Go through the listing and pick out each line with the word "selected" in it.

» **Information supplied**:
[Begin]

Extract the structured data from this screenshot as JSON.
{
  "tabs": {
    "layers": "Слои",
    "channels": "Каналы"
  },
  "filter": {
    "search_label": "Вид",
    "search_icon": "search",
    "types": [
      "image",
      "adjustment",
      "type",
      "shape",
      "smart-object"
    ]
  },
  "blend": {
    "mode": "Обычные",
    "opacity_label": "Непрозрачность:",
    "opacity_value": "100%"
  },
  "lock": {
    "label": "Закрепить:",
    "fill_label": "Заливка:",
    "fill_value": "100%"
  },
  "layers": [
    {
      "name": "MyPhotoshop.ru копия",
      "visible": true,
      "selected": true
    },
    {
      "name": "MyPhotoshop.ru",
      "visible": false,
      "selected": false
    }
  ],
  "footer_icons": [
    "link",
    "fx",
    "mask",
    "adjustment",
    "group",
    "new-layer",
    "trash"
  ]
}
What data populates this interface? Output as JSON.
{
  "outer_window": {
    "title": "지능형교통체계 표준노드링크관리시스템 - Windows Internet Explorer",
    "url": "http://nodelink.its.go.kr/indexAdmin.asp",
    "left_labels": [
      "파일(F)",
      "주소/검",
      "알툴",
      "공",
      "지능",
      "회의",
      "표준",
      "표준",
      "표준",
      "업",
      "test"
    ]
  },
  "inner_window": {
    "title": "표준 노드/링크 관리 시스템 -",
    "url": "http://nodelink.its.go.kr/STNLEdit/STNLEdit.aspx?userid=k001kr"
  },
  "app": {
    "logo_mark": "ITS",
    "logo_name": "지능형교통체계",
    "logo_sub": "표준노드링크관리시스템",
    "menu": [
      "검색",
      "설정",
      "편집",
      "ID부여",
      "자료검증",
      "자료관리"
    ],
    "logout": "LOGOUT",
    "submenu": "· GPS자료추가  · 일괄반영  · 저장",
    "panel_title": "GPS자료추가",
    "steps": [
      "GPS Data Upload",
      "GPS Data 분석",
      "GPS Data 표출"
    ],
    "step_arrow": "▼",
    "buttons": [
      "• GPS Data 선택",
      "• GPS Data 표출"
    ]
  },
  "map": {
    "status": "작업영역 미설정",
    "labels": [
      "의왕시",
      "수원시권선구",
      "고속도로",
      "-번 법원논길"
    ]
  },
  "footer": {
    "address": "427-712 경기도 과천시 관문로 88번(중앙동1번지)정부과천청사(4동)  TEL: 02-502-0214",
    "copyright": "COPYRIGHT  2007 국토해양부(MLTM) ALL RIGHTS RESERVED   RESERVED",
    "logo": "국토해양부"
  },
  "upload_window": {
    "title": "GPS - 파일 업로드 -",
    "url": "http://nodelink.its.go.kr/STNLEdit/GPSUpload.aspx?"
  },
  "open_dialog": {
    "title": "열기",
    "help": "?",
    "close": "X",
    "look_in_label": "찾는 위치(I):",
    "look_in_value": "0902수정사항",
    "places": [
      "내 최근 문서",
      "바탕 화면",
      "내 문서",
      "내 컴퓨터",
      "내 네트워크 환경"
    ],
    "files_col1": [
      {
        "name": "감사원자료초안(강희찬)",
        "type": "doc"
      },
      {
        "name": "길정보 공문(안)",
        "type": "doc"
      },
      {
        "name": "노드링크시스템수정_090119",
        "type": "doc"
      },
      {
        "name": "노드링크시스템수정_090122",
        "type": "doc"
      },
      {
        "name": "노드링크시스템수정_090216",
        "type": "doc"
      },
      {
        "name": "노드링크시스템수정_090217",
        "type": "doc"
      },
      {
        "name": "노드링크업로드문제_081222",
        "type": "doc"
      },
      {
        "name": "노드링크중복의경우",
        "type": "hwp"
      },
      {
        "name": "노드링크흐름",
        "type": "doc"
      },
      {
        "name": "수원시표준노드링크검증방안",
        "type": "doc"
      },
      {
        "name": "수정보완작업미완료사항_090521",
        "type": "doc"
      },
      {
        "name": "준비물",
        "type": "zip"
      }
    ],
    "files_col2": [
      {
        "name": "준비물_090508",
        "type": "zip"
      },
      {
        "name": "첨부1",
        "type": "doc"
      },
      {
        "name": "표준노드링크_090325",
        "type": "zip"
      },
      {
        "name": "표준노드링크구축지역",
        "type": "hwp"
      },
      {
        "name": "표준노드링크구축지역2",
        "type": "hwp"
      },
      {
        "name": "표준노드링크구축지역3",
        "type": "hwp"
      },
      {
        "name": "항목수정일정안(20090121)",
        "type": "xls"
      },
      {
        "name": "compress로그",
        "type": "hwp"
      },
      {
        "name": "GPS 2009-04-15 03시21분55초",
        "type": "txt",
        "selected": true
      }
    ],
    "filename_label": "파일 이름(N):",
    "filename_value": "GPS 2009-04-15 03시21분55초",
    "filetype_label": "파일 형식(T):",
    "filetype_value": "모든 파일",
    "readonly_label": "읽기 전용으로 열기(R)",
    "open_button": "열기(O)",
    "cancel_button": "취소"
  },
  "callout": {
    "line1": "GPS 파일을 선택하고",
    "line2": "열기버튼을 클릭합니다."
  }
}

[End]

» **Exercise answer**:
      "selected": true
      "selected": false
        "selected": true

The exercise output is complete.